Give every line from the entries that contains "Regesten".

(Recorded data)
——
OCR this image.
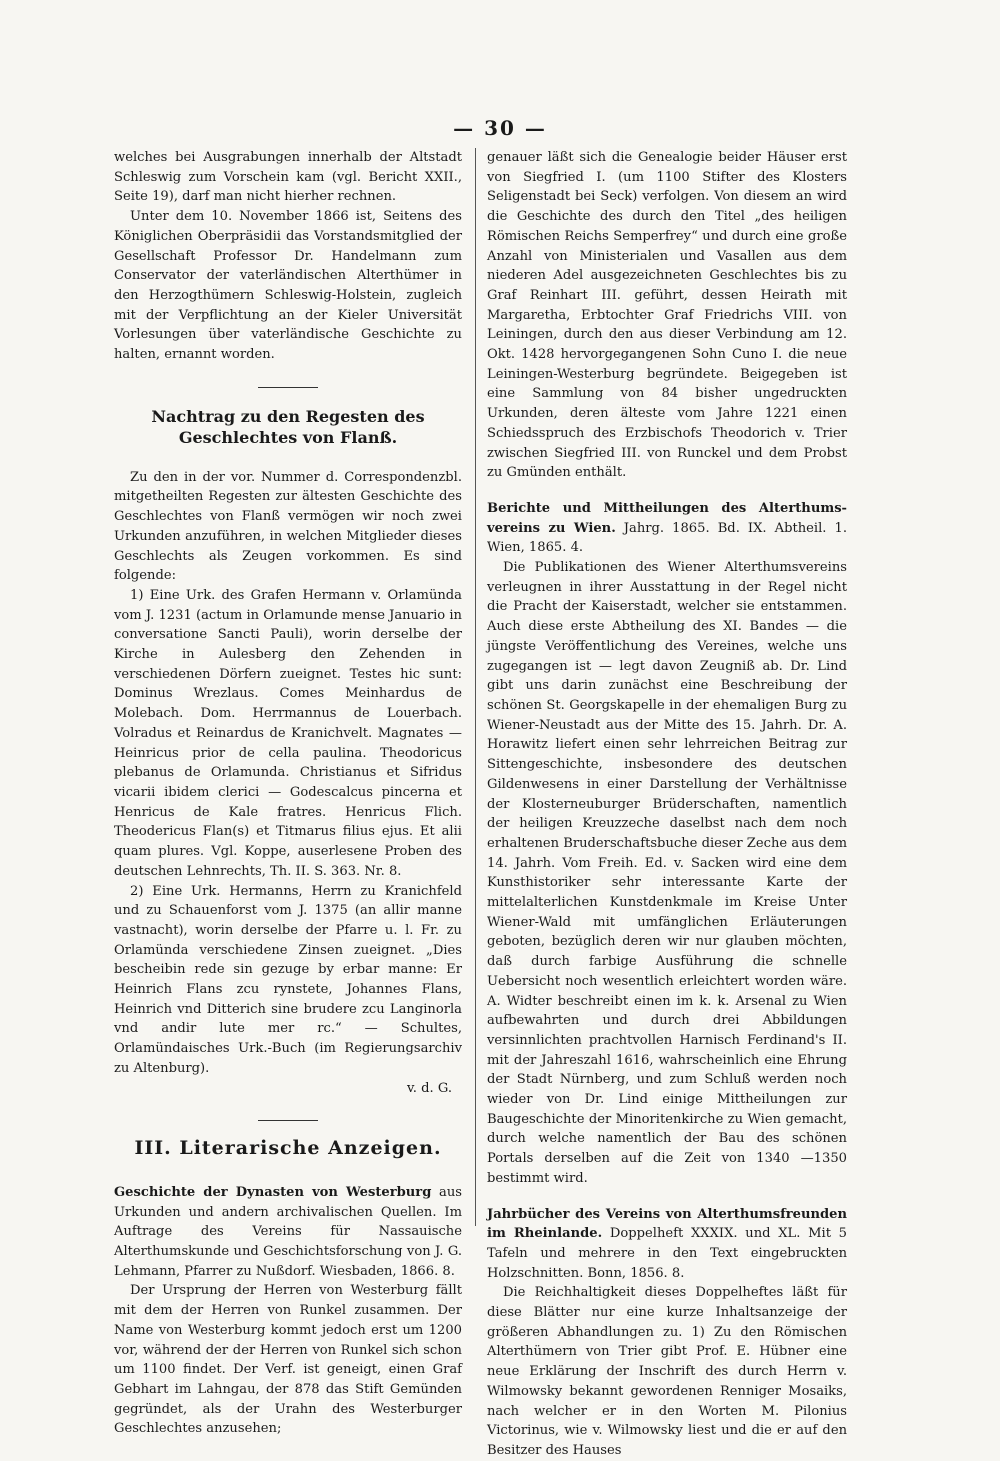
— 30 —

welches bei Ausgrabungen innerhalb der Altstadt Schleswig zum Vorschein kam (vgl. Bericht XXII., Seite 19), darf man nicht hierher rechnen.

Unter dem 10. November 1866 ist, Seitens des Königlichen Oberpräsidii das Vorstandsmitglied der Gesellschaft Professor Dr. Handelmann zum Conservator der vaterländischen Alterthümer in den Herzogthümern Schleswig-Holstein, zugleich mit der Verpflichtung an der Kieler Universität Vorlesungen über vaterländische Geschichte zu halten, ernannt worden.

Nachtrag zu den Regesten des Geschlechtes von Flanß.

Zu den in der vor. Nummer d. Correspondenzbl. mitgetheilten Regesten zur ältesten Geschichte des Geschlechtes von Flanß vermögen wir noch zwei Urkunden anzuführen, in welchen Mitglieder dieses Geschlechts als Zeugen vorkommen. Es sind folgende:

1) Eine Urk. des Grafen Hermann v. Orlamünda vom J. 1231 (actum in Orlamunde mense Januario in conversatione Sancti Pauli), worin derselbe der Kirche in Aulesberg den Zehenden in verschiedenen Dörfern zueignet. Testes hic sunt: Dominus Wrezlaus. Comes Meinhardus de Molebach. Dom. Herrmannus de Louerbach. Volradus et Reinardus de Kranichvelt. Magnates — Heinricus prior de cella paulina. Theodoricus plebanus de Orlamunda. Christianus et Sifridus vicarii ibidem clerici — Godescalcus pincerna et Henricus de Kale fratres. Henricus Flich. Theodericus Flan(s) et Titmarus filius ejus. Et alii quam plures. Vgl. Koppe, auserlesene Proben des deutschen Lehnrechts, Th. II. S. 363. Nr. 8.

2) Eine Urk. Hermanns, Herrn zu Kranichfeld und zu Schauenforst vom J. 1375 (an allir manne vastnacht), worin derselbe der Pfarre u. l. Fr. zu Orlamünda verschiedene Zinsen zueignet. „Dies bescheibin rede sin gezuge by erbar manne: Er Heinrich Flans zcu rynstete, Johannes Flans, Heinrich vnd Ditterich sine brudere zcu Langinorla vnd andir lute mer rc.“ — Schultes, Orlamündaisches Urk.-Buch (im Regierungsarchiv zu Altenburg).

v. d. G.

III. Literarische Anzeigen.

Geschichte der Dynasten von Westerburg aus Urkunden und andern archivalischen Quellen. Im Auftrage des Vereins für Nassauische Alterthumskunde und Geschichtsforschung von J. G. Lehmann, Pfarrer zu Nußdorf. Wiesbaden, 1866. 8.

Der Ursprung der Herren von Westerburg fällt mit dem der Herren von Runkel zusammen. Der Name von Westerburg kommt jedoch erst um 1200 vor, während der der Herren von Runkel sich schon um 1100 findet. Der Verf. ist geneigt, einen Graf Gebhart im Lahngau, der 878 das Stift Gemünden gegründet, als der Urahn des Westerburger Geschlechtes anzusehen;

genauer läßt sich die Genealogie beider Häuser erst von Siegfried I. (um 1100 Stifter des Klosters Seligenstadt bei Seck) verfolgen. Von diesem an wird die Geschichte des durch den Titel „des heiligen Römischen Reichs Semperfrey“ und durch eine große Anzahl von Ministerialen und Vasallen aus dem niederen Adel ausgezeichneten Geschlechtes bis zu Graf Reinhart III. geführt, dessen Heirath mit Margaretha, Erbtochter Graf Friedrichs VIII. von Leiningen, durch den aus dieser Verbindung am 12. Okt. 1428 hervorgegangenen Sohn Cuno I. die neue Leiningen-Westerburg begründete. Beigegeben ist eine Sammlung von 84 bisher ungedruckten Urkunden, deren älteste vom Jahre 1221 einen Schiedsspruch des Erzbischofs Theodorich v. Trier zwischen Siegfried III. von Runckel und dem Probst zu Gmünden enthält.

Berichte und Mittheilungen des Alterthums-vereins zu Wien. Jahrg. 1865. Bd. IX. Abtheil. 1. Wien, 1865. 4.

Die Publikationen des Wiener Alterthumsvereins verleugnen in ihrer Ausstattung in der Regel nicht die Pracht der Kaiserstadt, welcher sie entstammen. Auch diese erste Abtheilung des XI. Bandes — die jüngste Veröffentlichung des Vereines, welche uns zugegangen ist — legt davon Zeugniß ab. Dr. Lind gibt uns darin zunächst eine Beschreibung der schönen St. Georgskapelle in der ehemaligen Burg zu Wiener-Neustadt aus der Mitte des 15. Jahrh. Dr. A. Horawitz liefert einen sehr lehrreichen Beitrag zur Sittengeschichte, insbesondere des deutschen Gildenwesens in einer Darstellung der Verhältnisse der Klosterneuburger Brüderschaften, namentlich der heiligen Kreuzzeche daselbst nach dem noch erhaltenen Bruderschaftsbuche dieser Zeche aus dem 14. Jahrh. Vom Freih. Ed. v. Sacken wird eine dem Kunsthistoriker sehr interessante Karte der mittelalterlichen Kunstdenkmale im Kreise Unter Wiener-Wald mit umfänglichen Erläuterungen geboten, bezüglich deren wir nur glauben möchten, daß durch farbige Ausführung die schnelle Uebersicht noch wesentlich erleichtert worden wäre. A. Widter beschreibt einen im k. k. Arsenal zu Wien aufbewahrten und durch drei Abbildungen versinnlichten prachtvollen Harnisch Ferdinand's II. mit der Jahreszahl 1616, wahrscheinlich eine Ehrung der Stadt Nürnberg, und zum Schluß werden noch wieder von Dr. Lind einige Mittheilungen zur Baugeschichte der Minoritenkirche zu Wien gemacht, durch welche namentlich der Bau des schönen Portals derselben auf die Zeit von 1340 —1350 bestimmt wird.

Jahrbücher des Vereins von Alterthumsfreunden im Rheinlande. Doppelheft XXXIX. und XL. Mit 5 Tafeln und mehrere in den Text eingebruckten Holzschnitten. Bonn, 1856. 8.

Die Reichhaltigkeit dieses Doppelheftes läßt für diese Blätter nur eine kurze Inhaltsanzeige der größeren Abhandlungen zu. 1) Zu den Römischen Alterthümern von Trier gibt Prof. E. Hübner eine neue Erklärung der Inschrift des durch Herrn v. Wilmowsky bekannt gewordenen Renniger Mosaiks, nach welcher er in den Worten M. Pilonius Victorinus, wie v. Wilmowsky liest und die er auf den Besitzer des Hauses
——
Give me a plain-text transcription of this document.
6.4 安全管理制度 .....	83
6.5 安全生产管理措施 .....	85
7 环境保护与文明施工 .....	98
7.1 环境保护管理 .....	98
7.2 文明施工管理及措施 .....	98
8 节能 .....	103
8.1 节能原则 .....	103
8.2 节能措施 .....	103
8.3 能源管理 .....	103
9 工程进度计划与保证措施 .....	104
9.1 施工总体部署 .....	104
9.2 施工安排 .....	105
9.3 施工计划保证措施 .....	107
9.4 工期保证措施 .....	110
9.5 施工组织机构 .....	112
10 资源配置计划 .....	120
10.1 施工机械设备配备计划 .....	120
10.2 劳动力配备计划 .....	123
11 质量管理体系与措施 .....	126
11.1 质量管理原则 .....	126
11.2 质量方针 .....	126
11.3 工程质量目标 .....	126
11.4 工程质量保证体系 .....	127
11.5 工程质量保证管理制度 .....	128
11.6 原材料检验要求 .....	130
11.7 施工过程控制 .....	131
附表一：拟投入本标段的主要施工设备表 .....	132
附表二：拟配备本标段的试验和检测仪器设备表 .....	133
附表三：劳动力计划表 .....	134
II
——
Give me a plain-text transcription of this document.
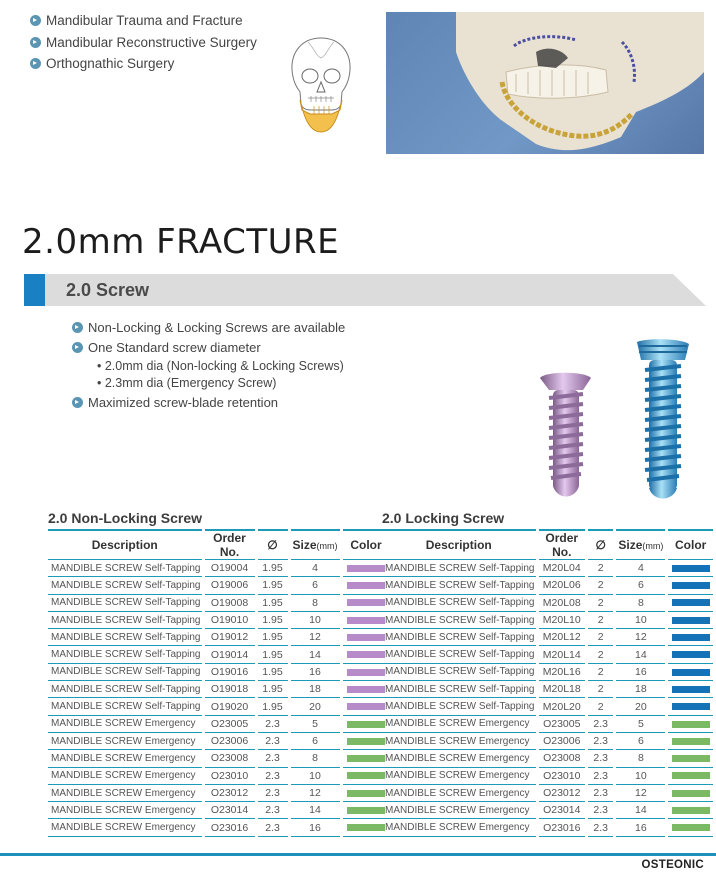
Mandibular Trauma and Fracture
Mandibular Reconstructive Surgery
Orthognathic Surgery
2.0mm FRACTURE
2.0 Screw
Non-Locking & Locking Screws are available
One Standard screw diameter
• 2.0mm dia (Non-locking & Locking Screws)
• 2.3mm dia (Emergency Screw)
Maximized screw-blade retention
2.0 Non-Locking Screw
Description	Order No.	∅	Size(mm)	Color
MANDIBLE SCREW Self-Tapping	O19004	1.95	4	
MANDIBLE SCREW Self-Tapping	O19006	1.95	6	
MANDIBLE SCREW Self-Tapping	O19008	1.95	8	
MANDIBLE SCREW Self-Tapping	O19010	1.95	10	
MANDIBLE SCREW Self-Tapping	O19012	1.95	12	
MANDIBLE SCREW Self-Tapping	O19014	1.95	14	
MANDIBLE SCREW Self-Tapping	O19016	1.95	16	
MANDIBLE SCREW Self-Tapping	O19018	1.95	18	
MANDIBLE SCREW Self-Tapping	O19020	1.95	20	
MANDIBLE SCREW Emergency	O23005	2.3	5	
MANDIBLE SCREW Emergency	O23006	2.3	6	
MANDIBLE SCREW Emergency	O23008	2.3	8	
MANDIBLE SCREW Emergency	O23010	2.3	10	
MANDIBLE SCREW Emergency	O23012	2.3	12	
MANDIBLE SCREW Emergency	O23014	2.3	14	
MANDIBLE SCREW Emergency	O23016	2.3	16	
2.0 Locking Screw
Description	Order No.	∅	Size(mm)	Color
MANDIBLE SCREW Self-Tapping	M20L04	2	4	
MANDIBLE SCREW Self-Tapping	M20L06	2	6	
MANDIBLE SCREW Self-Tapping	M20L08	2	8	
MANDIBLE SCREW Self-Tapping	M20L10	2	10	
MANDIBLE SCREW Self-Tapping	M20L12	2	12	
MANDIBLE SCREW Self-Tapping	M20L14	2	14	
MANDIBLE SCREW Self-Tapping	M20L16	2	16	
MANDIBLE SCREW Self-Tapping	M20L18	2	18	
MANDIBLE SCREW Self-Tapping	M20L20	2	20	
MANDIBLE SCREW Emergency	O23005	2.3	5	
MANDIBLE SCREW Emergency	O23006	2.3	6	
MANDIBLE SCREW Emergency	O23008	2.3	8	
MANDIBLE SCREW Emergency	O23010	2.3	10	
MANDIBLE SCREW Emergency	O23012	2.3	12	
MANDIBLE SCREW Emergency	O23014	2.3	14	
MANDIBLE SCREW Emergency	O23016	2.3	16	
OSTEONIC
——
Response to this task
Nachtrag zu den Regesten des Geschlechtes von Flanß.
Zu den in der vor. Nummer d. Correspondenzbl. mitgetheilten Regesten zur ältesten Geschichte des Geschlechtes von Flanß vermögen wir noch zwei Urkunden anzuführen, in welchen Mitglieder dieses Geschlechts als Zeugen vorkommen. Es sind folgende:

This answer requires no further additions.